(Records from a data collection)
+ + + + + + +

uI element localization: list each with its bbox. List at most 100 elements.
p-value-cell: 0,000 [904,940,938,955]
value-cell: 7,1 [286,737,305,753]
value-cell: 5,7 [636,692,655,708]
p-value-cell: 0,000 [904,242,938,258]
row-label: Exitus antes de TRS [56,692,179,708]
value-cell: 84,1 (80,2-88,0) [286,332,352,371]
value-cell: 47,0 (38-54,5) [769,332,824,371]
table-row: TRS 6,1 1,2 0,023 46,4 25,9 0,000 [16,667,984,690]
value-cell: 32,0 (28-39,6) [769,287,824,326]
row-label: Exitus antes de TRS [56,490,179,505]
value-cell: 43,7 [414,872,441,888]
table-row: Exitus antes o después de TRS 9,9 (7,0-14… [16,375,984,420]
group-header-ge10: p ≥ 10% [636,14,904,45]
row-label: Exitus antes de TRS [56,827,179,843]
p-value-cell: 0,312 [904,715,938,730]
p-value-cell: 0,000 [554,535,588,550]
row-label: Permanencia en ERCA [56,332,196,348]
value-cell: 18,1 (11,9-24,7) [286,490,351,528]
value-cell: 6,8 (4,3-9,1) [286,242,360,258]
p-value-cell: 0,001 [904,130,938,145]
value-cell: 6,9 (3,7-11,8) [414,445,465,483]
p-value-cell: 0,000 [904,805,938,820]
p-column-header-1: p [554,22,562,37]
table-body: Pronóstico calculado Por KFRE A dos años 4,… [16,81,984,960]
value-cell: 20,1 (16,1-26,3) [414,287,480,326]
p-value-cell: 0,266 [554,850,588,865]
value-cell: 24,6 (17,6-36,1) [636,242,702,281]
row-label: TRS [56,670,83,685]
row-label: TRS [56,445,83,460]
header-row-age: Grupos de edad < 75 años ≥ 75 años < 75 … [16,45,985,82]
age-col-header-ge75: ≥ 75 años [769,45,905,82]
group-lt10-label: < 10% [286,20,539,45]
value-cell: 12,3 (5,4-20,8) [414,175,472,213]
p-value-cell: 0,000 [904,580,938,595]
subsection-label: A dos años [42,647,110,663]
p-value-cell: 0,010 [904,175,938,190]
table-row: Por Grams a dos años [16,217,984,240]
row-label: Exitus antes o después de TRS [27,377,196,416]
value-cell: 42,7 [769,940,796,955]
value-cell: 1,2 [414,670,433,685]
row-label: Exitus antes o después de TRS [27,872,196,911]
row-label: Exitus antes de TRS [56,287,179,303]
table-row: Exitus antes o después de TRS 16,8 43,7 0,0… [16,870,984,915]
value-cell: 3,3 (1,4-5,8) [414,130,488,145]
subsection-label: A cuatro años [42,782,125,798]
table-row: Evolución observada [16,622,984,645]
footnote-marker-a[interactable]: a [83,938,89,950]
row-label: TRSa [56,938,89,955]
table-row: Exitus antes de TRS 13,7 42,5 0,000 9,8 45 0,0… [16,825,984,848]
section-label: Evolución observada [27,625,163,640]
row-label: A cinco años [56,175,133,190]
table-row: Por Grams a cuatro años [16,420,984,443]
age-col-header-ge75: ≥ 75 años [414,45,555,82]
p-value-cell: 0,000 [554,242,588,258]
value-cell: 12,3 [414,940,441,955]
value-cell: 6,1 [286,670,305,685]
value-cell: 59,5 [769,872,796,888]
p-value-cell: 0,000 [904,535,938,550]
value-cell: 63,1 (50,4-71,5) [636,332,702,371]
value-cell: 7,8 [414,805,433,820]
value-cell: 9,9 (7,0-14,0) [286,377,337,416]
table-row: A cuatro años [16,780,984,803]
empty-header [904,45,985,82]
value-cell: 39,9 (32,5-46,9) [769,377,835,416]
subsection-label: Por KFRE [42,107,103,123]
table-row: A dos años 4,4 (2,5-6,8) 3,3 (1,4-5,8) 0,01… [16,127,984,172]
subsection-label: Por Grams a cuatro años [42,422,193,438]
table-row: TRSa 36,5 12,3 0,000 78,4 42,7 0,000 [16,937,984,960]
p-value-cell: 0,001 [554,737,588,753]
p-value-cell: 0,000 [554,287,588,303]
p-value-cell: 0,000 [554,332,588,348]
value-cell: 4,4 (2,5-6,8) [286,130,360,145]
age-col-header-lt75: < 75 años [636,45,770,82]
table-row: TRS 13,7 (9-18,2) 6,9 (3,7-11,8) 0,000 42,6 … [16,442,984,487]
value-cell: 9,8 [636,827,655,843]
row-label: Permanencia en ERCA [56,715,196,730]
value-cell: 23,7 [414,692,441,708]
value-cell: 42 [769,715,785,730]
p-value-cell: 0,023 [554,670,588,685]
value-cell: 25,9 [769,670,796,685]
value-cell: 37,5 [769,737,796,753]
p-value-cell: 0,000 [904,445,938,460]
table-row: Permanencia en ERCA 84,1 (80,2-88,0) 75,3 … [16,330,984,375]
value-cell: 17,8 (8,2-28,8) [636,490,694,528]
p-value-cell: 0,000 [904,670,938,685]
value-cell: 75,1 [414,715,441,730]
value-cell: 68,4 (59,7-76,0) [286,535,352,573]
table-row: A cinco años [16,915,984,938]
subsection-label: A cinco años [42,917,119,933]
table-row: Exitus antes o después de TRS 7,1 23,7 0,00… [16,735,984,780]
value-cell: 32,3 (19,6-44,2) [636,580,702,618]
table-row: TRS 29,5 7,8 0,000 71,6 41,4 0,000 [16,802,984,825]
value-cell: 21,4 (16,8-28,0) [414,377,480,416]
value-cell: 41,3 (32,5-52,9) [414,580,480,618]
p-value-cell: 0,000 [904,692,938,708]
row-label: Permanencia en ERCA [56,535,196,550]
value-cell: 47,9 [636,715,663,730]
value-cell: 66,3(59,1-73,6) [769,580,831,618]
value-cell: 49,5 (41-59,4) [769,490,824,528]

+ + + + + + +

TO BE DONE »
Lay out the records as a Markdown table with the columns No. and Line, starting with the first line and going on through the line that contains "row-label: Exitus antes de TRS [56,692,179,708]". Number each row and leave out any blank lines.

TASK RESPONSE »
| No. | Line |
|---|---|
| 1 | uI element localization: list each with its bbox. List at most 100 elements. |
| 2 | p-value-cell: 0,000 [904,940,938,955] |
| 3 | value-cell: 7,1 [286,737,305,753] |
| 4 | value-cell: 5,7 [636,692,655,708] |
| 5 | p-value-cell: 0,000 [904,242,938,258] |
| 6 | row-label: Exitus antes de TRS [56,692,179,708] |